* Work to complete *
State how many lines of the listing below include the word "показатель". Give only the number.

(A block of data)
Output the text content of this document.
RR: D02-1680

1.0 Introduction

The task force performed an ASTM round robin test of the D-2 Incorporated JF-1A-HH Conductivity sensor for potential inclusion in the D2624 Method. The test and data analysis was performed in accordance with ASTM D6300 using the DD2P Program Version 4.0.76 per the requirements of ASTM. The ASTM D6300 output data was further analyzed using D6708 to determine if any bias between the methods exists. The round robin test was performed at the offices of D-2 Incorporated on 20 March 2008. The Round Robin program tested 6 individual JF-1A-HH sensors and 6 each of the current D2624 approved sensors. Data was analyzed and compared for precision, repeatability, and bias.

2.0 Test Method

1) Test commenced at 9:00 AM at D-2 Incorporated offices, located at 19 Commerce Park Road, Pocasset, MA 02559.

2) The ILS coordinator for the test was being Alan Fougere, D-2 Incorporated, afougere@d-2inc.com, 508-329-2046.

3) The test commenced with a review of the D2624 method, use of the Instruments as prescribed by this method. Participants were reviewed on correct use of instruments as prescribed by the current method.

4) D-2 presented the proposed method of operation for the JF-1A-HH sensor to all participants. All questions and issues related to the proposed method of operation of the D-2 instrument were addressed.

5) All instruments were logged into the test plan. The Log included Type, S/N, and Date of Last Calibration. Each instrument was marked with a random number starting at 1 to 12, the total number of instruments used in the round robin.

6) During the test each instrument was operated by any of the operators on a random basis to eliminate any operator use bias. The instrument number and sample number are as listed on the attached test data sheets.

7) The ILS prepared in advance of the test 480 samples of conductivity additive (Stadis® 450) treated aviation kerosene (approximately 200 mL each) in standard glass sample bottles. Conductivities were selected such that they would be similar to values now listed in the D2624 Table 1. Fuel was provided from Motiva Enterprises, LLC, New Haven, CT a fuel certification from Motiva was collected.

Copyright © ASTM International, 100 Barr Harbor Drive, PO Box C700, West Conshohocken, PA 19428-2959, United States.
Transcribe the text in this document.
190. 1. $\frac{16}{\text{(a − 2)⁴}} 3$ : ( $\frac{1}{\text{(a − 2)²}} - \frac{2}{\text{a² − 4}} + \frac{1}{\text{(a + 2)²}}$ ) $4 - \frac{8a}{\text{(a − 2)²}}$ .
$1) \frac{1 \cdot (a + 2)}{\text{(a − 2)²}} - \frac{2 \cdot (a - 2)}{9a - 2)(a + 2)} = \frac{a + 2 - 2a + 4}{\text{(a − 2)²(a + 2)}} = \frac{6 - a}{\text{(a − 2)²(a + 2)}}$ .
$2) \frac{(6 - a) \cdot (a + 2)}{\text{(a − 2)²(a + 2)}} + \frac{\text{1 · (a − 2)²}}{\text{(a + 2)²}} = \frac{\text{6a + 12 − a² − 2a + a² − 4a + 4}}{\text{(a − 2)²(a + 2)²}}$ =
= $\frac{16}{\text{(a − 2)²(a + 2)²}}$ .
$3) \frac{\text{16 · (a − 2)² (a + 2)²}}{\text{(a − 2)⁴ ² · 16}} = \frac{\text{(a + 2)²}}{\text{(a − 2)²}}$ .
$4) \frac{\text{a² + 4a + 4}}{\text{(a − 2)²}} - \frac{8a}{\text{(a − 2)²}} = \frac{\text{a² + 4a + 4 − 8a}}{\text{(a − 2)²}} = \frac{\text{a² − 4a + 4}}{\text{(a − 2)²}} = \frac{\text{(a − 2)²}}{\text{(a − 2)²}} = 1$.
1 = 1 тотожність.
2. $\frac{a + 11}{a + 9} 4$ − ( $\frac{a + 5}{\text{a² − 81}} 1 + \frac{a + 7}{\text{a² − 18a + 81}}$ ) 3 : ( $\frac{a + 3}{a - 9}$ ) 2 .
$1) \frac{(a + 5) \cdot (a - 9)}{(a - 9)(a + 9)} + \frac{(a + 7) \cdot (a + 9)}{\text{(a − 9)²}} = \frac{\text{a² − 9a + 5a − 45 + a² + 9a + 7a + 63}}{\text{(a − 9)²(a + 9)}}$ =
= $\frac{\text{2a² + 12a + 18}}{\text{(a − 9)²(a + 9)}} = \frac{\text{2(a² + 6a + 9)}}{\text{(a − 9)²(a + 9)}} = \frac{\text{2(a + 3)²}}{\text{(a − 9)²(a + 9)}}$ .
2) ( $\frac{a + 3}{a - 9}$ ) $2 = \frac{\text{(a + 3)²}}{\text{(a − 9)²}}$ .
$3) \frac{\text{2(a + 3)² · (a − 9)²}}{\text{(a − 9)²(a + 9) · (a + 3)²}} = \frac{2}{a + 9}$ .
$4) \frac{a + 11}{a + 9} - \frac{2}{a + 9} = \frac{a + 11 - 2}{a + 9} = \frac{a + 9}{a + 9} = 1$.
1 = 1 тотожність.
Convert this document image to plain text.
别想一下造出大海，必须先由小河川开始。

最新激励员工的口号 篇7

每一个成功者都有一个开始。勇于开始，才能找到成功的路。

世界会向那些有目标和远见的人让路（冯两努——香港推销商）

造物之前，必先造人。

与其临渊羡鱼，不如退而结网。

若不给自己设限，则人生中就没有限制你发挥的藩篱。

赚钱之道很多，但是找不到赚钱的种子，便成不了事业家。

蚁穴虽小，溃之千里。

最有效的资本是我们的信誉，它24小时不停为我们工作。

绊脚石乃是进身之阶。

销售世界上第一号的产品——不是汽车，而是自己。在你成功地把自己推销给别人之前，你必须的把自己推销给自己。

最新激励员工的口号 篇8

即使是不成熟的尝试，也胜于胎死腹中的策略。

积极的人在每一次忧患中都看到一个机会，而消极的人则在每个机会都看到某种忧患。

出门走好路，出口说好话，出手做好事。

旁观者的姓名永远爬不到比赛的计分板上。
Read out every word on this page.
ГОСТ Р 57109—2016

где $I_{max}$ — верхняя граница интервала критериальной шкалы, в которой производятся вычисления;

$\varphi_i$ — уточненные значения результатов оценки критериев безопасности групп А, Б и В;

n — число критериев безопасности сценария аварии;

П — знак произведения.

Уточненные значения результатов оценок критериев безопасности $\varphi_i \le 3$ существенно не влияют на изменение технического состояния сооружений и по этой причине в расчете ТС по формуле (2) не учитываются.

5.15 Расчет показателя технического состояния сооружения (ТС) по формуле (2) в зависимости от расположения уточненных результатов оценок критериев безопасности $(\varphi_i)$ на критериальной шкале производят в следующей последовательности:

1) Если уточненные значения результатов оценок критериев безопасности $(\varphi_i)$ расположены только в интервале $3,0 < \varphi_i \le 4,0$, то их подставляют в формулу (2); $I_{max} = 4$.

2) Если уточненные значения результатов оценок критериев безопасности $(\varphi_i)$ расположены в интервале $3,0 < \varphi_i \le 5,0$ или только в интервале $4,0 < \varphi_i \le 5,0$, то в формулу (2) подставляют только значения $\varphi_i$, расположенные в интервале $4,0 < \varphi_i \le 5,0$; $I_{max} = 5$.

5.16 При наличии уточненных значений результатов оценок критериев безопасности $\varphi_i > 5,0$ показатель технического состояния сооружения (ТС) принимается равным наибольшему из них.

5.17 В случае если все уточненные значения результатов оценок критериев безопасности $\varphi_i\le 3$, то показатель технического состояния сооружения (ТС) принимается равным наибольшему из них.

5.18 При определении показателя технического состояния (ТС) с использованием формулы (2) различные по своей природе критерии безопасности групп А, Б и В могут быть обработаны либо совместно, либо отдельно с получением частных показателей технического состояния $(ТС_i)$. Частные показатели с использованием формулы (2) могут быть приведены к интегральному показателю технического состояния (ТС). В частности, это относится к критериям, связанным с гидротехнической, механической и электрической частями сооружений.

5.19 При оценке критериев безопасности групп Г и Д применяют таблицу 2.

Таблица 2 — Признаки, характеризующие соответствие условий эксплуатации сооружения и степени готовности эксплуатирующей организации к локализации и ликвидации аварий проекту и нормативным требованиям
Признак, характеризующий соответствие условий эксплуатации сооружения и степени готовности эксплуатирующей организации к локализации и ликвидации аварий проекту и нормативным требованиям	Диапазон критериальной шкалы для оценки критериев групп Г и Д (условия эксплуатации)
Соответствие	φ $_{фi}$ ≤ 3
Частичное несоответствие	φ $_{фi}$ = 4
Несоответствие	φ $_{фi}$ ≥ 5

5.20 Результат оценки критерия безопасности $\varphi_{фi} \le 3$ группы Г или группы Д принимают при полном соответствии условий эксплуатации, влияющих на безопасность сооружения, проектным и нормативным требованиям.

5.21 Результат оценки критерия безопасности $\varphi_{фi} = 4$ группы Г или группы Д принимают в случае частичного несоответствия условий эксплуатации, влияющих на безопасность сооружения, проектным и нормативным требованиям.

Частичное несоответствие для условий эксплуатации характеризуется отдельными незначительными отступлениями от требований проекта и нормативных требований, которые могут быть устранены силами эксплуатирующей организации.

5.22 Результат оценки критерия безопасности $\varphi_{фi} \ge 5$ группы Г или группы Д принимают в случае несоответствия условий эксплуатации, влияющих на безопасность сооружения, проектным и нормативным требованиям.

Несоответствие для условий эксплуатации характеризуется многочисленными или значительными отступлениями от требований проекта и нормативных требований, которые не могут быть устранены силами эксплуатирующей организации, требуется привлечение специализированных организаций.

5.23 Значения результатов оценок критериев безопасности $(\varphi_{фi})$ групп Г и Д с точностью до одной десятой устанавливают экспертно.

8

* Solution below *
2